Given exercise >> Word for word, retype every entry in the listing.

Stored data

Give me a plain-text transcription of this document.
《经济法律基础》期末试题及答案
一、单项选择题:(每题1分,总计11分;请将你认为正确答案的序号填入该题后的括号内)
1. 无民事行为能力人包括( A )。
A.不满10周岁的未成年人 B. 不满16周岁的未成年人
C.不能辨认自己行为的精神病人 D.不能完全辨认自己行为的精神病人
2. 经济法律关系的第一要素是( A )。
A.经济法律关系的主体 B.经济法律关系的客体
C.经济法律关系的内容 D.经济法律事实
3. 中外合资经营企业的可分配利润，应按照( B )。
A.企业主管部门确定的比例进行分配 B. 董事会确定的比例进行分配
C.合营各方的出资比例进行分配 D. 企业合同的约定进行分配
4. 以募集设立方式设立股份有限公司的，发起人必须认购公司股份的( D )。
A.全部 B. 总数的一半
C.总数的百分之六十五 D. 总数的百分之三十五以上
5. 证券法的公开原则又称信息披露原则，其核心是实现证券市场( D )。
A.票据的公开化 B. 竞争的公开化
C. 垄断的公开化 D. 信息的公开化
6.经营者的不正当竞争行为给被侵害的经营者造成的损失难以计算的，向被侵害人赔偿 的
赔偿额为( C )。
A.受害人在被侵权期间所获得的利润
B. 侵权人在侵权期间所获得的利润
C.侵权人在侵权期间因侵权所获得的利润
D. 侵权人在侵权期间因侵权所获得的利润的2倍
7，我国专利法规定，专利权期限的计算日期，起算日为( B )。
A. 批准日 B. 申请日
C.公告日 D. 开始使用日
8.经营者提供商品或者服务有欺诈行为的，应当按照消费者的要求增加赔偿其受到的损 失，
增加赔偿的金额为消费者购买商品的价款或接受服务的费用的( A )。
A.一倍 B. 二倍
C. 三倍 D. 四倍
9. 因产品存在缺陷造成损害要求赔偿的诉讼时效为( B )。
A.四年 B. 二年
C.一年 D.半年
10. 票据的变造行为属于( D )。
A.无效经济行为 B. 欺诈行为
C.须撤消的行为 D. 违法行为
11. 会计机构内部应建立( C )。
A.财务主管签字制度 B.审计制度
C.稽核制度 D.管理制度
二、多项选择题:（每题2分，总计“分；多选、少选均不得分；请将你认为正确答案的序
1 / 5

Correct response >>
Give me a plain-text transcription of this document.
《经济法律基础》期末试题及答案
一、单项选择题:(每题1分,总计11分;请将你认为正确答案的序号填入该题后的括号内)
1. 无民事行为能力人包括( A )。
A.不满10周岁的未成年人 B. 不满16周岁的未成年人
C.不能辨认自己行为的精神病人 D.不能完全辨认自己行为的精神病人
2. 经济法律关系的第一要素是( A )。
A.经济法律关系的主体 B.经济法律关系的客体
C.经济法律关系的内容 D.经济法律事实
3. 中外合资经营企业的可分配利润，应按照( B )。
A.企业主管部门确定的比例进行分配 B. 董事会确定的比例进行分配
C.合营各方的出资比例进行分配 D. 企业合同的约定进行分配
4. 以募集设立方式设立股份有限公司的，发起人必须认购公司股份的( D )。
A.全部 B. 总数的一半
C.总数的百分之六十五 D. 总数的百分之三十五以上
5. 证券法的公开原则又称信息披露原则，其核心是实现证券市场( D )。
A.票据的公开化 B. 竞争的公开化
C. 垄断的公开化 D. 信息的公开化
6.经营者的不正当竞争行为给被侵害的经营者造成的损失难以计算的，向被侵害人赔偿 的
赔偿额为( C )。
A.受害人在被侵权期间所获得的利润
B. 侵权人在侵权期间所获得的利润
C.侵权人在侵权期间因侵权所获得的利润
D. 侵权人在侵权期间因侵权所获得的利润的2倍
7，我国专利法规定，专利权期限的计算日期，起算日为( B )。
A. 批准日 B. 申请日
C.公告日 D. 开始使用日
8.经营者提供商品或者服务有欺诈行为的，应当按照消费者的要求增加赔偿其受到的损 失，
增加赔偿的金额为消费者购买商品的价款或接受服务的费用的( A )。
A.一倍 B. 二倍
C. 三倍 D. 四倍
9. 因产品存在缺陷造成损害要求赔偿的诉讼时效为( B )。
A.四年 B. 二年
C.一年 D.半年
10. 票据的变造行为属于( D )。
A.无效经济行为 B. 欺诈行为
C.须撤消的行为 D. 违法行为
11. 会计机构内部应建立( C )。
A.财务主管签字制度 B.审计制度
C.稽核制度 D.管理制度
二、多项选择题:（每题2分，总计“分；多选、少选均不得分；请将你认为正确答案的序
1 / 5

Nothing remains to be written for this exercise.